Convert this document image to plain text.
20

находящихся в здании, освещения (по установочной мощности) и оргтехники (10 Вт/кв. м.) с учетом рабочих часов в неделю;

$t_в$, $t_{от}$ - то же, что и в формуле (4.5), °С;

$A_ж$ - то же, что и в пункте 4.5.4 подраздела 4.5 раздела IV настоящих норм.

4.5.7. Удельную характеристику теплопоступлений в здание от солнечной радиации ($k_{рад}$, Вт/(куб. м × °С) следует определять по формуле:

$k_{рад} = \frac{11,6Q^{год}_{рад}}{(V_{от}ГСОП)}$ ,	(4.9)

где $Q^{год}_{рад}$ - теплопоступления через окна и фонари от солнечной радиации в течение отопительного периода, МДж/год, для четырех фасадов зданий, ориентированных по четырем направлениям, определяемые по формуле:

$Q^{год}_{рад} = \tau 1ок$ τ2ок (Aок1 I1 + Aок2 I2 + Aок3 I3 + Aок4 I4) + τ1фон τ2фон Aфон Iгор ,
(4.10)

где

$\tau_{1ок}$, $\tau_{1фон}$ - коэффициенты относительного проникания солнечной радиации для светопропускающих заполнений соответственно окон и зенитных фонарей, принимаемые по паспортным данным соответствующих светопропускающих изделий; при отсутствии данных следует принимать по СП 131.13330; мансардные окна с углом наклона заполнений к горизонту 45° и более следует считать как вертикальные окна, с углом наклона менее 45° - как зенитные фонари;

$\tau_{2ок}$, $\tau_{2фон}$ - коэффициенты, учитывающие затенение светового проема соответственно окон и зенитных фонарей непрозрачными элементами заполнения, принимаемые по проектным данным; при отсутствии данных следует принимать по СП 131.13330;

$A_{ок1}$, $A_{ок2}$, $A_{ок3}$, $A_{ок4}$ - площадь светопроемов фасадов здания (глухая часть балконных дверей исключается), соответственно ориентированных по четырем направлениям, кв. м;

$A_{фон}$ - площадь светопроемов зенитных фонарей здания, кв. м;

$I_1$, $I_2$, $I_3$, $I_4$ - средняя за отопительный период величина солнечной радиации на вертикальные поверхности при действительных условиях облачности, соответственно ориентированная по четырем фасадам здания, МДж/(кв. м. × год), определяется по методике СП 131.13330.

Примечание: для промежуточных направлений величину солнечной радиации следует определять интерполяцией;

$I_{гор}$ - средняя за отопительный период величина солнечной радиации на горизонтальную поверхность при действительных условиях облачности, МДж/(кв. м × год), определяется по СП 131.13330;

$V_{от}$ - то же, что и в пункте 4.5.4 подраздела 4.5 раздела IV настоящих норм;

* * * * * * * * *

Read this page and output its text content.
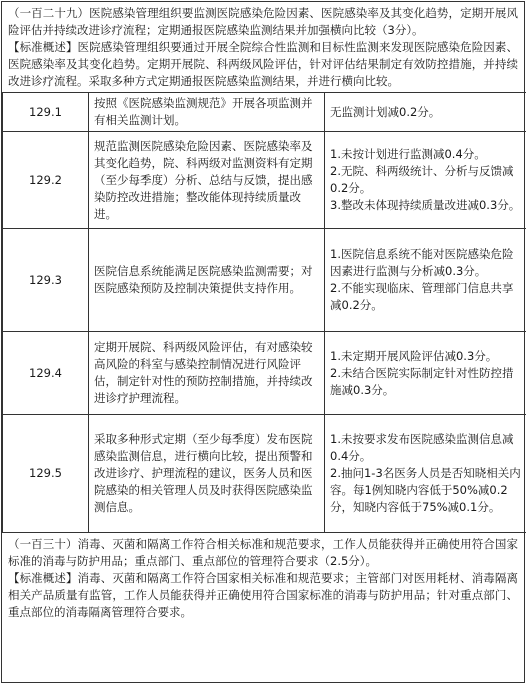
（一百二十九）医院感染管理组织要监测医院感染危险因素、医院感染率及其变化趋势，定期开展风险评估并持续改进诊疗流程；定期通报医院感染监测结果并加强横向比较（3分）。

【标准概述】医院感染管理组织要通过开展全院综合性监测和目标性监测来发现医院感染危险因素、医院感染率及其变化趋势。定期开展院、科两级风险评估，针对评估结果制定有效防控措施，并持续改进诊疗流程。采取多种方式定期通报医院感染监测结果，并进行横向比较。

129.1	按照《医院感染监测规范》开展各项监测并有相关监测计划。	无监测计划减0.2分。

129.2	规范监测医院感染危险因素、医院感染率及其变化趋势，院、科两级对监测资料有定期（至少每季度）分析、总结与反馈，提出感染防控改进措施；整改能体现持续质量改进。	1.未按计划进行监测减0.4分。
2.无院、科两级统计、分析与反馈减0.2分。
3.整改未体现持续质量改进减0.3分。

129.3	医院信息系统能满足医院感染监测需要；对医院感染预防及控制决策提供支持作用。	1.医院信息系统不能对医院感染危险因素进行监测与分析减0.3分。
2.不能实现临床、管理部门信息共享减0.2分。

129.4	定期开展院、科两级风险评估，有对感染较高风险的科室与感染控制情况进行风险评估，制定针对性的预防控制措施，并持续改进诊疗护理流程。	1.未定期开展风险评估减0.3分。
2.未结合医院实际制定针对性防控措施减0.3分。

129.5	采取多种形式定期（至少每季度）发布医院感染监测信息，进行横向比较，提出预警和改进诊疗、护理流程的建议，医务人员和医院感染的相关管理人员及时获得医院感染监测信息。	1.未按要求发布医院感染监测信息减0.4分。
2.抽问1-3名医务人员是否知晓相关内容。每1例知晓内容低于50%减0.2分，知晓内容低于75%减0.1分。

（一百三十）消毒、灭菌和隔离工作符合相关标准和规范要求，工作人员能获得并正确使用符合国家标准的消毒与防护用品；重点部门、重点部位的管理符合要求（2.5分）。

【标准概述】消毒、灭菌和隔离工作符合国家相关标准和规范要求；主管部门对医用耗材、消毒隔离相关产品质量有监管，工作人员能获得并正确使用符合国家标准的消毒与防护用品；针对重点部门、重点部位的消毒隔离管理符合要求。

* * * * * * * * *

Go over the records above and tally each line that includes "данным". Give the total by itself.

** SOLUTION TO THIS EXERCISE **
2